## Records
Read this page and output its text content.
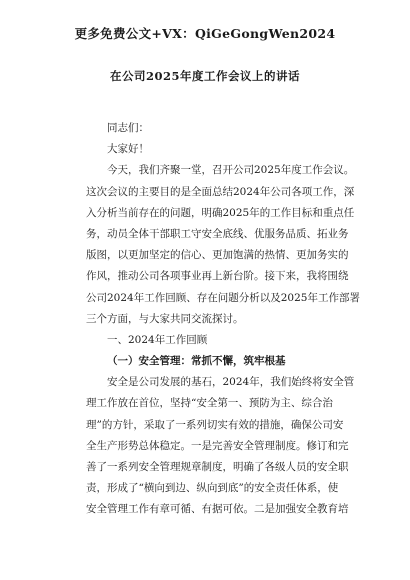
更多免费公文+VX：QiGeGongWen2024
在公司2025年度工作会议上的讲话
同志们：
大家好！
今天，我们齐聚一堂，召开公司2025年度工作会议。
这次会议的主要目的是全面总结2024年公司各项工作，深
入分析当前存在的问题，明确2025年的工作目标和重点任
务，动员全体干部职工守安全底线、优服务品质、拓业务
版图，以更加坚定的信心、更加饱满的热情、更加务实的
作风，推动公司各项事业再上新台阶。接下来，我将围绕
公司2024年工作回顾、存在问题分析以及2025年工作部署
三个方面，与大家共同交流探讨。
一、2024年工作回顾
（一）安全管理：常抓不懈，筑牢根基
安全是公司发展的基石，2024年，我们始终将安全管
理工作放在首位，坚持“安全第一、预防为主、综合治
理”的方针，采取了一系列切实有效的措施，确保公司安
全生产形势总体稳定。一是完善安全管理制度。修订和完
善了一系列安全管理规章制度，明确了各级人员的安全职
责，形成了“横向到边、纵向到底”的安全责任体系，使
安全管理工作有章可循、有据可依。二是加强安全教育培
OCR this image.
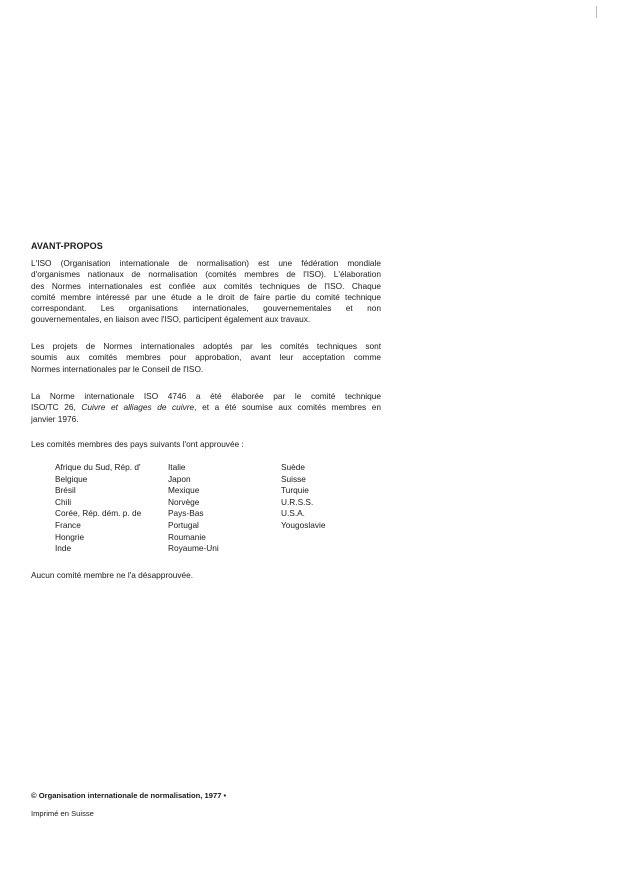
AVANT-PROPOS
L'ISO (Organisation internationale de normalisation) est une fédération mondiale
d'organismes nationaux de normalisation (comités membres de l'ISO). L'élaboration
des Normes internationales est confiée aux comités techniques de l'ISO. Chaque
comité membre intéressé par une étude a le droit de faire partie du comité technique
correspondant. Les organisations internationales, gouvernementales et non
gouvernementales, en liaison avec l'ISO, participent également aux travaux.
Les projets de Normes internationales adoptés par les comités techniques sont
soumis aux comités membres pour approbation, avant leur acceptation comme
Normes internationales par le Conseil de l'ISO.
La Norme internationale ISO 4746 a été élaborée par le comité technique
ISO/TC 26, Cuivre et alliages de cuivre, et a été soumise aux comités membres en
janvier 1976.
Les comités membres des pays suivants l'ont approuvée :
Afrique du Sud, Rép. d'
Belgique
Brésil
Chili
Corée, Rép. dém. p. de
France
Hongrie
Inde
Italie
Japon
Mexique
Norvège
Pays-Bas
Portugal
Roumanie
Royaume-Uni
Suède
Suisse
Turquie
U.R.S.S.
U.S.A.
Yougoslavie
Aucun comité membre ne l'a désapprouvée.
© Organisation internationale de normalisation, 1977 •
Imprimé en Suisse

## Aim
Copy down every line of the material above that includes the string "normalisation".

## Answer to this problem
L'ISO (Organisation internationale de normalisation) est une fédération mondiale
d'organismes nationaux de normalisation (comités membres de l'ISO). L'élaboration
© Organisation internationale de normalisation, 1977 •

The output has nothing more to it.